Items listed in a dataset:
>> start
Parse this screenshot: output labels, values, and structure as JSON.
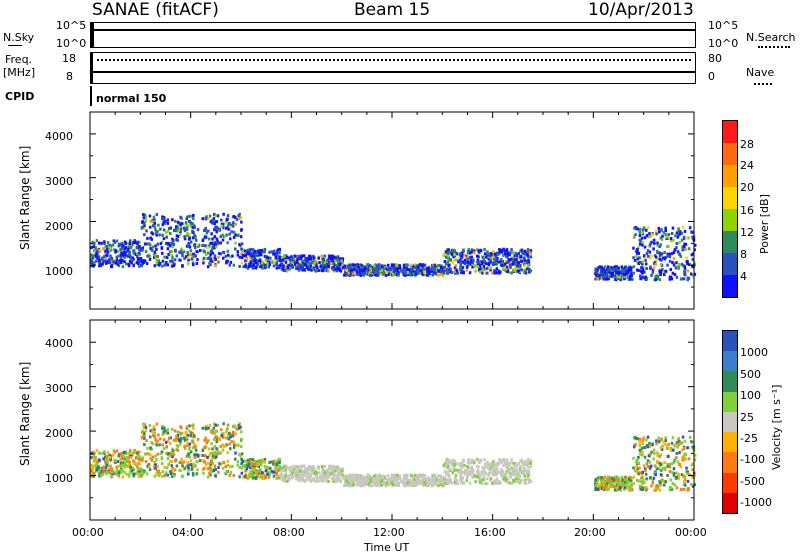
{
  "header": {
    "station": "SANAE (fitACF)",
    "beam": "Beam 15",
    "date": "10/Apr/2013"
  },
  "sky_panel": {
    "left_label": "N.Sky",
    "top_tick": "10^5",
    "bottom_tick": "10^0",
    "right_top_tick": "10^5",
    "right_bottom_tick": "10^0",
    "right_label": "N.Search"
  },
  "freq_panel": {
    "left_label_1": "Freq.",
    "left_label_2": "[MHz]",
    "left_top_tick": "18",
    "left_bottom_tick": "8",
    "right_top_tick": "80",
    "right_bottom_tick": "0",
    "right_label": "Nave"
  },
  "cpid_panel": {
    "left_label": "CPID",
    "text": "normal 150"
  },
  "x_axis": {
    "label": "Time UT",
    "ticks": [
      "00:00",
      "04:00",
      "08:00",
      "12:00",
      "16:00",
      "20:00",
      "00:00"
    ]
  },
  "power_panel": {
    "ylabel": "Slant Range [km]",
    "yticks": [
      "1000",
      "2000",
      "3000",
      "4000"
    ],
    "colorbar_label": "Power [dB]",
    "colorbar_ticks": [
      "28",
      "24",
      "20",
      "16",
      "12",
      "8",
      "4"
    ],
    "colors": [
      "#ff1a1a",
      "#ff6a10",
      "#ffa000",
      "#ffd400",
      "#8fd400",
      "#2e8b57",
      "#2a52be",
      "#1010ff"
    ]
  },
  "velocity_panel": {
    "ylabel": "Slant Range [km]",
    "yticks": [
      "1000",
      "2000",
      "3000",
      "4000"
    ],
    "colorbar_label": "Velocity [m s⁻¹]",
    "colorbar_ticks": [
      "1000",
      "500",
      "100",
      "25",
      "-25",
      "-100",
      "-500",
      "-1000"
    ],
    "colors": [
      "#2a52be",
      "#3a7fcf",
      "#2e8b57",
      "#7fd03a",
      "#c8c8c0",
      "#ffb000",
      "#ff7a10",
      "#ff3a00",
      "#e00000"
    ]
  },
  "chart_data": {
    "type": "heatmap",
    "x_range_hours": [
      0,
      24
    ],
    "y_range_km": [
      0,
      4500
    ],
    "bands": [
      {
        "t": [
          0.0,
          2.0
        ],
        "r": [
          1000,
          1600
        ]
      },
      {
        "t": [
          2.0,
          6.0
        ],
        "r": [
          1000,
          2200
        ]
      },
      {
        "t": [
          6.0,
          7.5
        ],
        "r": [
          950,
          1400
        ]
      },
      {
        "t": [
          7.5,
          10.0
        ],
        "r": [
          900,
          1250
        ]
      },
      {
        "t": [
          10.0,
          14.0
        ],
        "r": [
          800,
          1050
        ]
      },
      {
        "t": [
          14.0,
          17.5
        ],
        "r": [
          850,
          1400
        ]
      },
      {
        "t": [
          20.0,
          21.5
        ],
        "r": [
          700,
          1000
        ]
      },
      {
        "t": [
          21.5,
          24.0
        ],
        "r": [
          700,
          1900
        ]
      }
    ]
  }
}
>> end
→ TASK PROMPT
Copy the listing over exactly, skipping the pictures it holds.

→ TASK RESULT
Parse this screenshot: output labels, values, and structure as JSON.
{
  "header": {
    "station": "SANAE (fitACF)",
    "beam": "Beam 15",
    "date": "10/Apr/2013"
  },
  "sky_panel": {
    "left_label": "N.Sky",
    "top_tick": "10^5",
    "bottom_tick": "10^0",
    "right_top_tick": "10^5",
    "right_bottom_tick": "10^0",
    "right_label": "N.Search"
  },
  "freq_panel": {
    "left_label_1": "Freq.",
    "left_label_2": "[MHz]",
    "left_top_tick": "18",
    "left_bottom_tick": "8",
    "right_top_tick": "80",
    "right_bottom_tick": "0",
    "right_label": "Nave"
  },
  "cpid_panel": {
    "left_label": "CPID",
    "text": "normal 150"
  },
  "x_axis": {
    "label": "Time UT",
    "ticks": [
      "00:00",
      "04:00",
      "08:00",
      "12:00",
      "16:00",
      "20:00",
      "00:00"
    ]
  },
  "power_panel": {
    "ylabel": "Slant Range [km]",
    "yticks": [
      "1000",
      "2000",
      "3000",
      "4000"
    ],
    "colorbar_label": "Power [dB]",
    "colorbar_ticks": [
      "28",
      "24",
      "20",
      "16",
      "12",
      "8",
      "4"
    ],
    "colors": [
      "#ff1a1a",
      "#ff6a10",
      "#ffa000",
      "#ffd400",
      "#8fd400",
      "#2e8b57",
      "#2a52be",
      "#1010ff"
    ]
  },
  "velocity_panel": {
    "ylabel": "Slant Range [km]",
    "yticks": [
      "1000",
      "2000",
      "3000",
      "4000"
    ],
    "colorbar_label": "Velocity [m s⁻¹]",
    "colorbar_ticks": [
      "1000",
      "500",
      "100",
      "25",
      "-25",
      "-100",
      "-500",
      "-1000"
    ],
    "colors": [
      "#2a52be",
      "#3a7fcf",
      "#2e8b57",
      "#7fd03a",
      "#c8c8c0",
      "#ffb000",
      "#ff7a10",
      "#ff3a00",
      "#e00000"
    ]
  },
  "chart_data": {
    "type": "heatmap",
    "x_range_hours": [
      0,
      24
    ],
    "y_range_km": [
      0,
      4500
    ],
    "bands": [
      {
        "t": [
          0.0,
          2.0
        ],
        "r": [
          1000,
          1600
        ]
      },
      {
        "t": [
          2.0,
          6.0
        ],
        "r": [
          1000,
          2200
        ]
      },
      {
        "t": [
          6.0,
          7.5
        ],
        "r": [
          950,
          1400
        ]
      },
      {
        "t": [
          7.5,
          10.0
        ],
        "r": [
          900,
          1250
        ]
      },
      {
        "t": [
          10.0,
          14.0
        ],
        "r": [
          800,
          1050
        ]
      },
      {
        "t": [
          14.0,
          17.5
        ],
        "r": [
          850,
          1400
        ]
      },
      {
        "t": [
          20.0,
          21.5
        ],
        "r": [
          700,
          1000
        ]
      },
      {
        "t": [
          21.5,
          24.0
        ],
        "r": [
          700,
          1900
        ]
      }
    ]
  }
}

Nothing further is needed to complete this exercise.